■ SET TASK:
In your copy, reproduce the entries exactly as they are, minus the images.

■ EXTRACTED MATERIAL:

..........

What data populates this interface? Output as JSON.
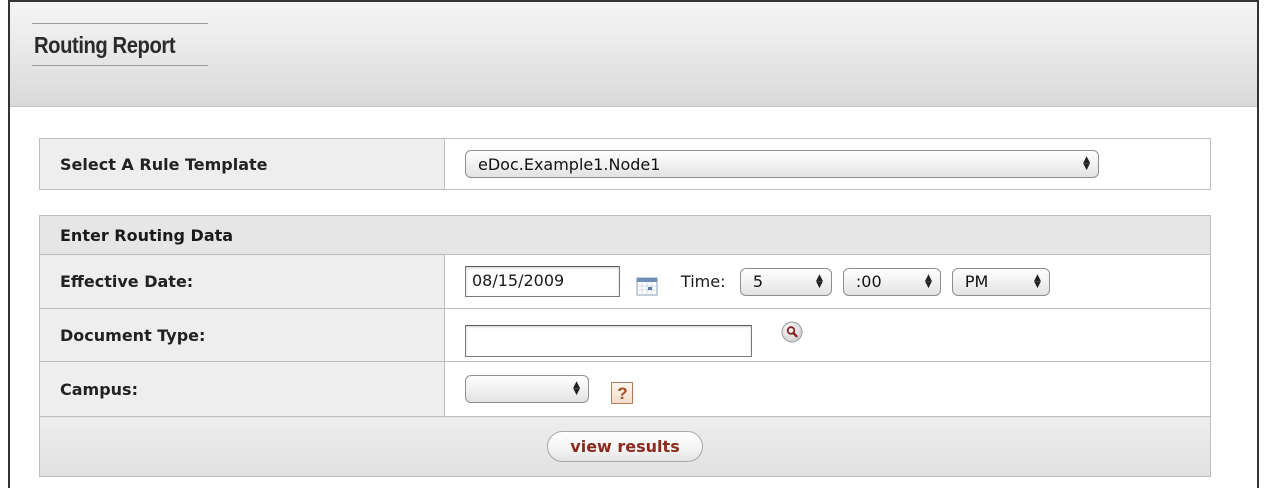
{
  "page": {
    "title": "Routing Report"
  },
  "rule_template": {
    "label": "Select A Rule Template",
    "selected": "eDoc.Example1.Node1"
  },
  "routing_data": {
    "section_title": "Enter Routing Data",
    "effective_date": {
      "label": "Effective Date:",
      "value": "08/15/2009",
      "time_label": "Time:",
      "hour": "5",
      "minute": ":00",
      "ampm": "PM"
    },
    "document_type": {
      "label": "Document Type:",
      "value": ""
    },
    "campus": {
      "label": "Campus:",
      "selected": "",
      "help_glyph": "?"
    },
    "view_results_label": "view results"
  },
  "icons": {
    "select_arrows": "updown-arrows-icon",
    "calendar": "calendar-icon",
    "lookup": "magnifier-lookup-icon",
    "help": "help-question-icon"
  },
  "colors": {
    "button_text": "#8b2a1f",
    "label_bg": "#eeeeee",
    "help_accent": "#a0502a"
  }
}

..........

■ EXERCISE RESULT:
What data populates this interface? Output as JSON.
{
  "page": {
    "title": "Routing Report"
  },
  "rule_template": {
    "label": "Select A Rule Template",
    "selected": "eDoc.Example1.Node1"
  },
  "routing_data": {
    "section_title": "Enter Routing Data",
    "effective_date": {
      "label": "Effective Date:",
      "value": "08/15/2009",
      "time_label": "Time:",
      "hour": "5",
      "minute": ":00",
      "ampm": "PM"
    },
    "document_type": {
      "label": "Document Type:",
      "value": ""
    },
    "campus": {
      "label": "Campus:",
      "selected": "",
      "help_glyph": "?"
    },
    "view_results_label": "view results"
  },
  "icons": {
    "select_arrows": "updown-arrows-icon",
    "calendar": "calendar-icon",
    "lookup": "magnifier-lookup-icon",
    "help": "help-question-icon"
  },
  "colors": {
    "button_text": "#8b2a1f",
    "label_bg": "#eeeeee",
    "help_accent": "#a0502a"
  }
}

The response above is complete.